Dear all,

The HPS Philosophy Workshop provides a friendly and supportive setting for
graduate students and postdocs to get feedback on their work-in-progress
from their peers. Texts are circulated one week in advance and discussed
over tea and biscuits in Seminar Room 1 on alternate Wednesdays, 5-6pm.

We continue next Wednesday with Stephen Irish (PhD student in HPS) on 
"Brodie's Calculus and Chemical Classification". The abstract is below; 
please contact me if you'd like to receive a PDF of the paper.

Best wishes,
Vashka

--

Sir Benjamin Collins Brodie's Calculus of Chemical Operations (1866, 1877)
+++
• [Short problem A]:
Reproduce the stretch of the workshop announcement from "The HPS Philosophy" through "of the paper.", word for word.
• [Short problem B]:
For each statement, say whether the workshop announcement agrees with it, answering yes or no and quoting the words that decide it: (i) texts for discussion are circulated one week before the meeting; (ii) the workshop meets every Wednesday; (iii) Stephen Irish is a postdoc.
+++
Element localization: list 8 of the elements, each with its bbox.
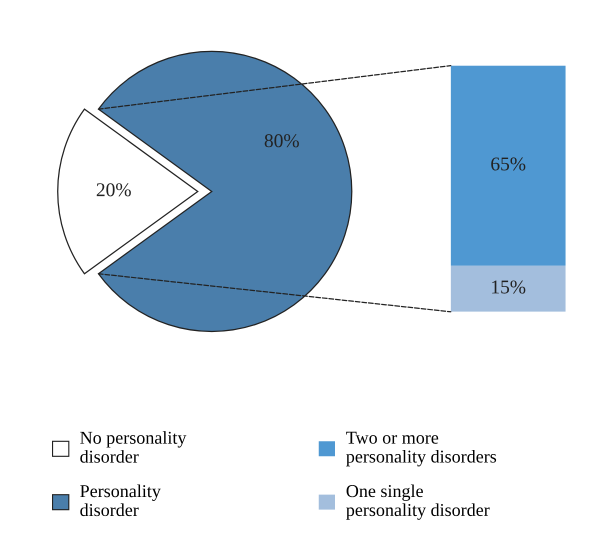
data-label: 20% [96, 183, 131, 196]
legend-label: Personality disorder [80, 484, 161, 516]
legend-label: One single personality disorder [346, 484, 490, 520]
data-label: 80% [264, 134, 299, 148]
legend-label: No personality disorder [80, 431, 186, 463]
legend-label: Two or more personality disorders [346, 432, 496, 466]
data-label: 65% [491, 157, 526, 171]
data-label: 15% [492, 280, 526, 294]
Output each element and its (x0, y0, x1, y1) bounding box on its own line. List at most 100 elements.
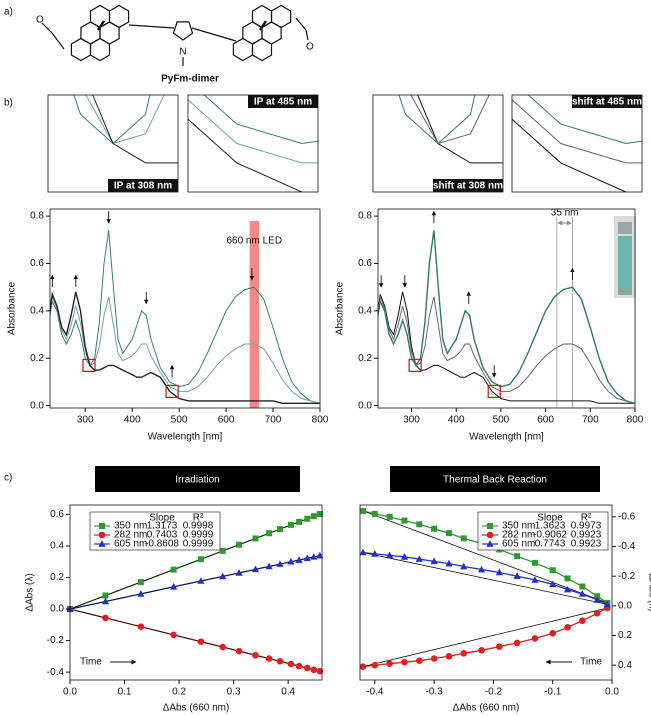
legend-marker (486, 540, 494, 547)
data-point (477, 565, 486, 573)
data-point (371, 550, 379, 557)
bond (128, 24, 175, 29)
plot-frame (49, 208, 321, 409)
data-point (430, 655, 438, 662)
data-point (170, 566, 177, 573)
y-tick-label: -0.4 (618, 541, 636, 552)
legend-slope: -0.8608 (145, 539, 179, 550)
x-tick-label: 300 (403, 415, 420, 426)
ring (89, 37, 111, 62)
inset-plot (73, 95, 178, 164)
x-tick-label: 0.1 (118, 687, 132, 698)
data-point (303, 554, 311, 562)
y-tick-label: 0.2 (50, 572, 64, 583)
y-tick-label: 0.0 (618, 600, 632, 611)
data-point (170, 583, 178, 590)
x-tick-label: 0.2 (172, 687, 186, 698)
data-point (252, 535, 259, 542)
data-point (445, 559, 453, 567)
x-tick-label: 800 (312, 415, 329, 426)
y-tick-label: 0.8 (30, 211, 44, 222)
plot-frame (377, 208, 636, 409)
data-point (579, 617, 586, 624)
data-point (513, 639, 521, 647)
y-tick-label: 0.8 (358, 211, 372, 222)
data-point (102, 614, 109, 622)
x-tick-label: 600 (218, 415, 235, 426)
x-tick-label: 800 (627, 415, 644, 426)
bond (97, 20, 105, 31)
y-tick-label: -0.2 (47, 635, 65, 646)
spectrum-line (378, 291, 635, 404)
inset-label-bg (572, 95, 642, 108)
data-point (236, 541, 243, 548)
data-point (170, 631, 177, 639)
legend-marker (99, 523, 105, 529)
legend-label: 350 nm (114, 521, 147, 532)
data-point (460, 535, 467, 542)
panel-label: c) (4, 473, 12, 484)
data-point (564, 575, 571, 582)
cuvette-photo (614, 216, 636, 298)
legend-r2: 0.9973 (571, 521, 602, 532)
legend-r2: 0.9998 (183, 521, 214, 532)
legend-slope: 0.7743 (535, 539, 566, 550)
legend-header: Slope (537, 513, 563, 524)
legend-marker (98, 540, 106, 547)
legend-box (477, 511, 609, 551)
data-point (531, 559, 538, 566)
data-point (359, 548, 367, 556)
data-point (310, 513, 317, 520)
band-label: 660 nm LED (226, 236, 282, 247)
data-point (371, 510, 378, 517)
data-point (304, 515, 311, 522)
inset-label-bg (248, 95, 318, 108)
data-point (219, 572, 227, 580)
x-tick-label: 500 (493, 415, 510, 426)
bond (191, 27, 237, 42)
legend-slope: 1.3173 (147, 521, 178, 532)
data-point (101, 597, 110, 605)
inset-label: shift at 485 nm (572, 97, 642, 108)
plot-frame (69, 504, 323, 681)
x-tick-label: -0.4 (366, 687, 384, 698)
data-point (460, 650, 468, 657)
inset-line (85, 95, 165, 145)
x-tick-label: 700 (582, 415, 599, 426)
bond (51, 32, 65, 50)
legend-marker (98, 531, 106, 539)
bond (305, 29, 309, 41)
data-point (386, 513, 393, 520)
data-point (359, 507, 366, 514)
legend-header: R² (193, 513, 204, 524)
y-tick-label: 0.0 (30, 400, 44, 411)
y-tick-label: 0.6 (358, 258, 372, 269)
legend-r2: 0.9999 (183, 530, 214, 541)
spectrum-line (378, 296, 635, 404)
data-point (401, 517, 408, 524)
time-label: Time (580, 657, 602, 668)
highlight-band (249, 221, 259, 408)
legend-header: R² (581, 513, 592, 524)
data-point (235, 569, 243, 576)
spectrum-line (50, 294, 320, 404)
spectrum-line (50, 230, 320, 404)
x-tick-label: -0.2 (485, 687, 503, 698)
data-point (549, 580, 557, 588)
data-point (603, 600, 611, 608)
data-point (219, 643, 227, 651)
data-point (431, 525, 438, 532)
data-point (197, 638, 205, 645)
panel-label: b) (4, 98, 13, 109)
data-point (593, 596, 601, 603)
x-tick-label: 300 (77, 415, 94, 426)
atom-label: O (306, 42, 314, 53)
data-point (219, 547, 226, 554)
atom-label: O (36, 15, 44, 26)
data-point (430, 557, 438, 565)
legend-header: Slope (149, 513, 175, 524)
inset-label: shift at 308 nm (433, 181, 503, 192)
inset-line (417, 95, 503, 164)
data-point (415, 657, 423, 665)
y-tick-label: 0.0 (358, 400, 372, 411)
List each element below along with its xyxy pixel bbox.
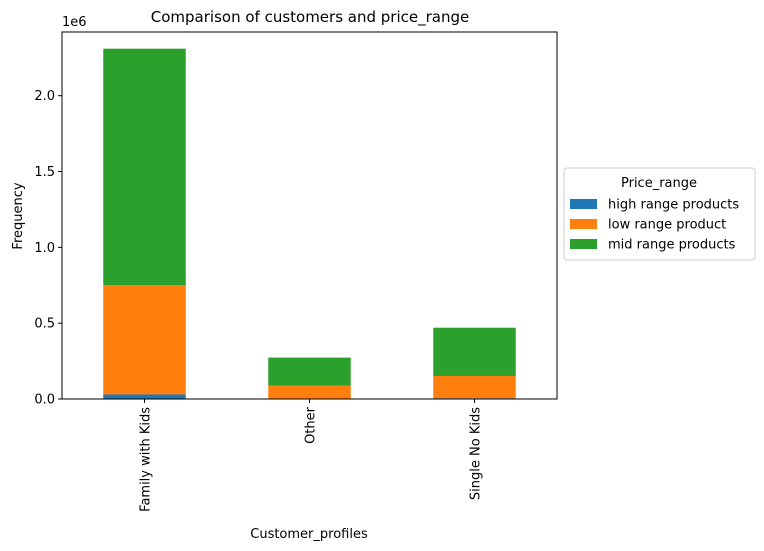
legend-frame xyxy=(563,167,756,261)
bar-mid-range-products-single-no-kids xyxy=(433,327,516,376)
bar-low-range-product-single-no-kids xyxy=(433,375,516,399)
y-tick-label: 0.5 xyxy=(34,317,55,332)
y-tick-label: 0.0 xyxy=(34,393,55,408)
legend-label: mid range products xyxy=(608,238,736,253)
legend: Price_range high range products low range… xyxy=(563,167,756,261)
plot-frame xyxy=(61,31,558,400)
y-tick-label: 2.0 xyxy=(34,89,55,104)
legend-swatch xyxy=(570,239,597,249)
bar-mid-range-products-other xyxy=(268,357,351,386)
legend-label: high range products xyxy=(608,198,739,213)
y-tick-label: 1.0 xyxy=(34,241,55,256)
bars xyxy=(103,48,516,399)
bar-low-range-product-other xyxy=(268,385,351,399)
x-tick-label: Single No Kids xyxy=(469,407,484,500)
x-tick-label: Other xyxy=(304,406,319,444)
bar-low-range-product-family-with-kids xyxy=(103,285,186,395)
bar-high-range-products-family-with-kids xyxy=(103,394,186,399)
y-axis-title: Frequency xyxy=(11,182,26,249)
legend-items: high range products low range product mid … xyxy=(570,198,739,253)
x-axis-ticks: Family with Kids Other Single No Kids xyxy=(139,399,484,512)
chart-title: Comparison of customers and price_range xyxy=(151,8,469,27)
bar-mid-range-products-family-with-kids xyxy=(103,48,186,286)
y-axis-ticks: 0.0 0.5 1.0 1.5 2.0 xyxy=(34,89,62,408)
legend-title: Price_range xyxy=(621,176,697,191)
y-tick-label: 1.5 xyxy=(34,165,55,180)
legend-swatch xyxy=(570,219,597,229)
x-tick-label: Family with Kids xyxy=(139,407,154,512)
y-offset-text: 1e6 xyxy=(62,15,87,30)
x-axis-title: Customer_profiles xyxy=(250,527,368,542)
legend-label: low range product xyxy=(608,218,726,233)
legend-swatch xyxy=(570,199,597,209)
+++
• [Full solution A]:
The HPS Philosophy Workshop provides a friendly and supportive setting for
graduate students and postdocs to get feedback on their work-in-progress
from their peers. Texts are circulated one week in advance and discussed
over tea and biscuits in Seminar Room 1 on alternate Wednesdays, 5-6pm.

We continue next Wednesday with Stephen Irish (PhD student in HPS) on 
"Brodie's Calculus and Chemical Classification". The abstract is below; 
please contact me if you'd like to receive a PDF of the paper.

• [Full solution B]:
(i) Yes: "Texts are circulated one week in advance"
(ii) No: "on alternate Wednesdays, 5-6pm"
(iii) No: "Stephen Irish (PhD student in HPS)"